── Supplied data ──

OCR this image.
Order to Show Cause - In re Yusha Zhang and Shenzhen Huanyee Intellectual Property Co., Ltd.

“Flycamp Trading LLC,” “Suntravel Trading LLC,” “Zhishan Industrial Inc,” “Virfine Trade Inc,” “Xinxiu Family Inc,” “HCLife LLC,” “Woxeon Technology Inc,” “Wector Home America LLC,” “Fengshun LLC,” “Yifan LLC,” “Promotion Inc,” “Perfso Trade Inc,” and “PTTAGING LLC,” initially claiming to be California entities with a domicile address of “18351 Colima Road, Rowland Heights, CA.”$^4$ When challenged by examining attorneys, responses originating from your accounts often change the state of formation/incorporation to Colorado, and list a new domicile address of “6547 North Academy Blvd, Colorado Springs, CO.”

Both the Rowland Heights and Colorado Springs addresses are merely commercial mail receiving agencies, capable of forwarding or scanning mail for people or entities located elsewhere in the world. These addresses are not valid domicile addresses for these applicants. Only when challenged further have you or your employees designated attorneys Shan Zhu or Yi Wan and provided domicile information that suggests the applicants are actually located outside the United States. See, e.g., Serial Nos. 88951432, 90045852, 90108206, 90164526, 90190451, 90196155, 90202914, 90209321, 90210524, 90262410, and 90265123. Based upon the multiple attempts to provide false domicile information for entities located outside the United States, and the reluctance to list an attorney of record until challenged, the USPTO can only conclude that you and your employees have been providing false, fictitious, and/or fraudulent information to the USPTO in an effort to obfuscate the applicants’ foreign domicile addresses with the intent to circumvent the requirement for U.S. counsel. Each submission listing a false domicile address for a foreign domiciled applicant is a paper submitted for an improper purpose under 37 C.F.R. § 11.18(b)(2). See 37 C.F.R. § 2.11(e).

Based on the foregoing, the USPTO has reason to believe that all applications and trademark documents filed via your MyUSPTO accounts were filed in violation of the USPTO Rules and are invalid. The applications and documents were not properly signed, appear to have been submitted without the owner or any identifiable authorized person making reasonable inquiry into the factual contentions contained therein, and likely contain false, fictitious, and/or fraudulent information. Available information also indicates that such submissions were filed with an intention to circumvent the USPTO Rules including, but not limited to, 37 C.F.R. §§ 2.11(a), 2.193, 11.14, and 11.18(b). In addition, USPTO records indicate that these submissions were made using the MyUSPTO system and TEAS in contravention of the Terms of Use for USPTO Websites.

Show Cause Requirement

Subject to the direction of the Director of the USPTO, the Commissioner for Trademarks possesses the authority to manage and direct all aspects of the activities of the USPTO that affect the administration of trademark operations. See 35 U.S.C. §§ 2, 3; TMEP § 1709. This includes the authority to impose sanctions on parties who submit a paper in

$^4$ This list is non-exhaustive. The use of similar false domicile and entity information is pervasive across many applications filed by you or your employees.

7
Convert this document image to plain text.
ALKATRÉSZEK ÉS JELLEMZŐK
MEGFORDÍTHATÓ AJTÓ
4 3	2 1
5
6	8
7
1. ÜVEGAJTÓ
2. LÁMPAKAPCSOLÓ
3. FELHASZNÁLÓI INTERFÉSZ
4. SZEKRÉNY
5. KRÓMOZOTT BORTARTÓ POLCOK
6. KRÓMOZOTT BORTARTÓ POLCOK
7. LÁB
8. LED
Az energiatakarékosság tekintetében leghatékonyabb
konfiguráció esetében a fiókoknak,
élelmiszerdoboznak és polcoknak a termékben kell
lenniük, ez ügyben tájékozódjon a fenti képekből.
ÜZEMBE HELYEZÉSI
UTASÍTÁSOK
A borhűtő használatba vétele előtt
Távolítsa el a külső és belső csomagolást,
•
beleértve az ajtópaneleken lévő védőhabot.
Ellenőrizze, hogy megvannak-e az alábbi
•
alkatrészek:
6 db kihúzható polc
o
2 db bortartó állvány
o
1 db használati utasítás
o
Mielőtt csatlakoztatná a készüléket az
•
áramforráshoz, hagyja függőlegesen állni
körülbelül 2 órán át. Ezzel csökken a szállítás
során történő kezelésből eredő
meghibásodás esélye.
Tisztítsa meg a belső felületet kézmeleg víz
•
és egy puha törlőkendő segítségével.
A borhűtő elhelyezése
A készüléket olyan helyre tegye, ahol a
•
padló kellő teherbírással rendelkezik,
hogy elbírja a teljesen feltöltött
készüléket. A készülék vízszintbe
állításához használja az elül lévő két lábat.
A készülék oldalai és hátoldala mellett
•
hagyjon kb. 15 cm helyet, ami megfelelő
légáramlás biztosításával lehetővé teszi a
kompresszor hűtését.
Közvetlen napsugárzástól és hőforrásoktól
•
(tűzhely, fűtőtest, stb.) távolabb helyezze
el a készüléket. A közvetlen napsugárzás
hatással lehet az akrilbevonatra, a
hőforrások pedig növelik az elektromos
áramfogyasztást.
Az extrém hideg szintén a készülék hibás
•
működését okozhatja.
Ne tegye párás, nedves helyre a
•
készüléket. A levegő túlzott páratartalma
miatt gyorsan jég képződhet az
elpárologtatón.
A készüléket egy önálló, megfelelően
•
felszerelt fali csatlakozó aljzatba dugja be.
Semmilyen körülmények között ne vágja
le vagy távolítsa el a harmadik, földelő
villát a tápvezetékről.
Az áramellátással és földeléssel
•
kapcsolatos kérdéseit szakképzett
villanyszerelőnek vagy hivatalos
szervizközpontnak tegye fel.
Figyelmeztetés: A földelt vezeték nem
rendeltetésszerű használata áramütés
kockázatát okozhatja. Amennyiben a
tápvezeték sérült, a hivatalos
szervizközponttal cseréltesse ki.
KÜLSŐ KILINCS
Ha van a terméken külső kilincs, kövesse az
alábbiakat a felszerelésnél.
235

───

**What you will do**
All of the data shown above must be copied exactly.

**Problem solution**
OCR this image.
Order to Show Cause - In re Yusha Zhang and Shenzhen Huanyee Intellectual Property Co., Ltd.

“Flycamp Trading LLC,” “Suntravel Trading LLC,” “Zhishan Industrial Inc,” “Virfine Trade Inc,” “Xinxiu Family Inc,” “HCLife LLC,” “Woxeon Technology Inc,” “Wector Home America LLC,” “Fengshun LLC,” “Yifan LLC,” “Promotion Inc,” “Perfso Trade Inc,” and “PTTAGING LLC,” initially claiming to be California entities with a domicile address of “18351 Colima Road, Rowland Heights, CA.”$^4$ When challenged by examining attorneys, responses originating from your accounts often change the state of formation/incorporation to Colorado, and list a new domicile address of “6547 North Academy Blvd, Colorado Springs, CO.”

Both the Rowland Heights and Colorado Springs addresses are merely commercial mail receiving agencies, capable of forwarding or scanning mail for people or entities located elsewhere in the world. These addresses are not valid domicile addresses for these applicants. Only when challenged further have you or your employees designated attorneys Shan Zhu or Yi Wan and provided domicile information that suggests the applicants are actually located outside the United States. See, e.g., Serial Nos. 88951432, 90045852, 90108206, 90164526, 90190451, 90196155, 90202914, 90209321, 90210524, 90262410, and 90265123. Based upon the multiple attempts to provide false domicile information for entities located outside the United States, and the reluctance to list an attorney of record until challenged, the USPTO can only conclude that you and your employees have been providing false, fictitious, and/or fraudulent information to the USPTO in an effort to obfuscate the applicants’ foreign domicile addresses with the intent to circumvent the requirement for U.S. counsel. Each submission listing a false domicile address for a foreign domiciled applicant is a paper submitted for an improper purpose under 37 C.F.R. § 11.18(b)(2). See 37 C.F.R. § 2.11(e).

Based on the foregoing, the USPTO has reason to believe that all applications and trademark documents filed via your MyUSPTO accounts were filed in violation of the USPTO Rules and are invalid. The applications and documents were not properly signed, appear to have been submitted without the owner or any identifiable authorized person making reasonable inquiry into the factual contentions contained therein, and likely contain false, fictitious, and/or fraudulent information. Available information also indicates that such submissions were filed with an intention to circumvent the USPTO Rules including, but not limited to, 37 C.F.R. §§ 2.11(a), 2.193, 11.14, and 11.18(b). In addition, USPTO records indicate that these submissions were made using the MyUSPTO system and TEAS in contravention of the Terms of Use for USPTO Websites.

Show Cause Requirement

Subject to the direction of the Director of the USPTO, the Commissioner for Trademarks possesses the authority to manage and direct all aspects of the activities of the USPTO that affect the administration of trademark operations. See 35 U.S.C. §§ 2, 3; TMEP § 1709. This includes the authority to impose sanctions on parties who submit a paper in

$^4$ This list is non-exhaustive. The use of similar false domicile and entity information is pervasive across many applications filed by you or your employees.

7
Convert this document image to plain text.
ALKATRÉSZEK ÉS JELLEMZŐK
MEGFORDÍTHATÓ AJTÓ
4 3	2 1
5
6	8
7
1. ÜVEGAJTÓ
2. LÁMPAKAPCSOLÓ
3. FELHASZNÁLÓI INTERFÉSZ
4. SZEKRÉNY
5. KRÓMOZOTT BORTARTÓ POLCOK
6. KRÓMOZOTT BORTARTÓ POLCOK
7. LÁB
8. LED
Az energiatakarékosság tekintetében leghatékonyabb
konfiguráció esetében a fiókoknak,
élelmiszerdoboznak és polcoknak a termékben kell
lenniük, ez ügyben tájékozódjon a fenti képekből.
ÜZEMBE HELYEZÉSI
UTASÍTÁSOK
A borhűtő használatba vétele előtt
Távolítsa el a külső és belső csomagolást,
•
beleértve az ajtópaneleken lévő védőhabot.
Ellenőrizze, hogy megvannak-e az alábbi
•
alkatrészek:
6 db kihúzható polc
o
2 db bortartó állvány
o
1 db használati utasítás
o
Mielőtt csatlakoztatná a készüléket az
•
áramforráshoz, hagyja függőlegesen állni
körülbelül 2 órán át. Ezzel csökken a szállítás
során történő kezelésből eredő
meghibásodás esélye.
Tisztítsa meg a belső felületet kézmeleg víz
•
és egy puha törlőkendő segítségével.
A borhűtő elhelyezése
A készüléket olyan helyre tegye, ahol a
•
padló kellő teherbírással rendelkezik,
hogy elbírja a teljesen feltöltött
készüléket. A készülék vízszintbe
állításához használja az elül lévő két lábat.
A készülék oldalai és hátoldala mellett
•
hagyjon kb. 15 cm helyet, ami megfelelő
légáramlás biztosításával lehetővé teszi a
kompresszor hűtését.
Közvetlen napsugárzástól és hőforrásoktól
•
(tűzhely, fűtőtest, stb.) távolabb helyezze
el a készüléket. A közvetlen napsugárzás
hatással lehet az akrilbevonatra, a
hőforrások pedig növelik az elektromos
áramfogyasztást.
Az extrém hideg szintén a készülék hibás
•
működését okozhatja.
Ne tegye párás, nedves helyre a
•
készüléket. A levegő túlzott páratartalma
miatt gyorsan jég képződhet az
elpárologtatón.
A készüléket egy önálló, megfelelően
•
felszerelt fali csatlakozó aljzatba dugja be.
Semmilyen körülmények között ne vágja
le vagy távolítsa el a harmadik, földelő
villát a tápvezetékről.
Az áramellátással és földeléssel
•
kapcsolatos kérdéseit szakképzett
villanyszerelőnek vagy hivatalos
szervizközpontnak tegye fel.
Figyelmeztetés: A földelt vezeték nem
rendeltetésszerű használata áramütés
kockázatát okozhatja. Amennyiben a
tápvezeték sérült, a hivatalos
szervizközponttal cseréltesse ki.
KÜLSŐ KILINCS
Ha van a terméken külső kilincs, kövesse az
alábbiakat a felszerelésnél.
235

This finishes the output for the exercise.